All records are to be retyped faithfully and completely.

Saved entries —
## Begin

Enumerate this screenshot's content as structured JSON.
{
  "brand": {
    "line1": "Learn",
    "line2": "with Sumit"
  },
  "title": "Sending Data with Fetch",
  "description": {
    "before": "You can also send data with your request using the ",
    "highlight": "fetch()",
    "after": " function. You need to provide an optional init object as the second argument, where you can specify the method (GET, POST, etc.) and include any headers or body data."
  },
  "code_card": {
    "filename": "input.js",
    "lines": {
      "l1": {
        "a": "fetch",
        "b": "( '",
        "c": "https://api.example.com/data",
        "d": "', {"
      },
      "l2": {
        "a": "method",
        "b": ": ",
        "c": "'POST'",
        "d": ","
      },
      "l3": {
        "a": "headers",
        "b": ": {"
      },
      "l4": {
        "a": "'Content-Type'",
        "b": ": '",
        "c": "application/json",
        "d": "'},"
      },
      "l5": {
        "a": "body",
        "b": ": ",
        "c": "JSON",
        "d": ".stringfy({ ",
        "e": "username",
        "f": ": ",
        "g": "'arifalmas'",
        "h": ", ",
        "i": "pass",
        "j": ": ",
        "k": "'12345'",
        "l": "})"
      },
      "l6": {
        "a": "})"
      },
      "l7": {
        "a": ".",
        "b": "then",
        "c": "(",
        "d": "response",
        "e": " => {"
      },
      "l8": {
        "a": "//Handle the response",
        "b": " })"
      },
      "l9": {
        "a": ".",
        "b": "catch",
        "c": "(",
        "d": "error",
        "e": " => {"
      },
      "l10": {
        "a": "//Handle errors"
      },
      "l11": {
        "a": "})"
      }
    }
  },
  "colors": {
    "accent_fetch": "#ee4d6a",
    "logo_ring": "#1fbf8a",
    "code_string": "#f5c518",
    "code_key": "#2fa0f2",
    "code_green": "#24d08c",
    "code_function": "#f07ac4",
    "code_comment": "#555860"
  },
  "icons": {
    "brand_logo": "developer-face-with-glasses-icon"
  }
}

## End

Solution to the problem —
Enumerate this screenshot's content as structured JSON.
{
  "brand": {
    "line1": "Learn",
    "line2": "with Sumit"
  },
  "title": "Sending Data with Fetch",
  "description": {
    "before": "You can also send data with your request using the ",
    "highlight": "fetch()",
    "after": " function. You need to provide an optional init object as the second argument, where you can specify the method (GET, POST, etc.) and include any headers or body data."
  },
  "code_card": {
    "filename": "input.js",
    "lines": {
      "l1": {
        "a": "fetch",
        "b": "( '",
        "c": "https://api.example.com/data",
        "d": "', {"
      },
      "l2": {
        "a": "method",
        "b": ": ",
        "c": "'POST'",
        "d": ","
      },
      "l3": {
        "a": "headers",
        "b": ": {"
      },
      "l4": {
        "a": "'Content-Type'",
        "b": ": '",
        "c": "application/json",
        "d": "'},"
      },
      "l5": {
        "a": "body",
        "b": ": ",
        "c": "JSON",
        "d": ".stringfy({ ",
        "e": "username",
        "f": ": ",
        "g": "'arifalmas'",
        "h": ", ",
        "i": "pass",
        "j": ": ",
        "k": "'12345'",
        "l": "})"
      },
      "l6": {
        "a": "})"
      },
      "l7": {
        "a": ".",
        "b": "then",
        "c": "(",
        "d": "response",
        "e": " => {"
      },
      "l8": {
        "a": "//Handle the response",
        "b": " })"
      },
      "l9": {
        "a": ".",
        "b": "catch",
        "c": "(",
        "d": "error",
        "e": " => {"
      },
      "l10": {
        "a": "//Handle errors"
      },
      "l11": {
        "a": "})"
      }
    }
  },
  "colors": {
    "accent_fetch": "#ee4d6a",
    "logo_ring": "#1fbf8a",
    "code_string": "#f5c518",
    "code_key": "#2fa0f2",
    "code_green": "#24d08c",
    "code_function": "#f07ac4",
    "code_comment": "#555860"
  },
  "icons": {
    "brand_logo": "developer-face-with-glasses-icon"
  }
}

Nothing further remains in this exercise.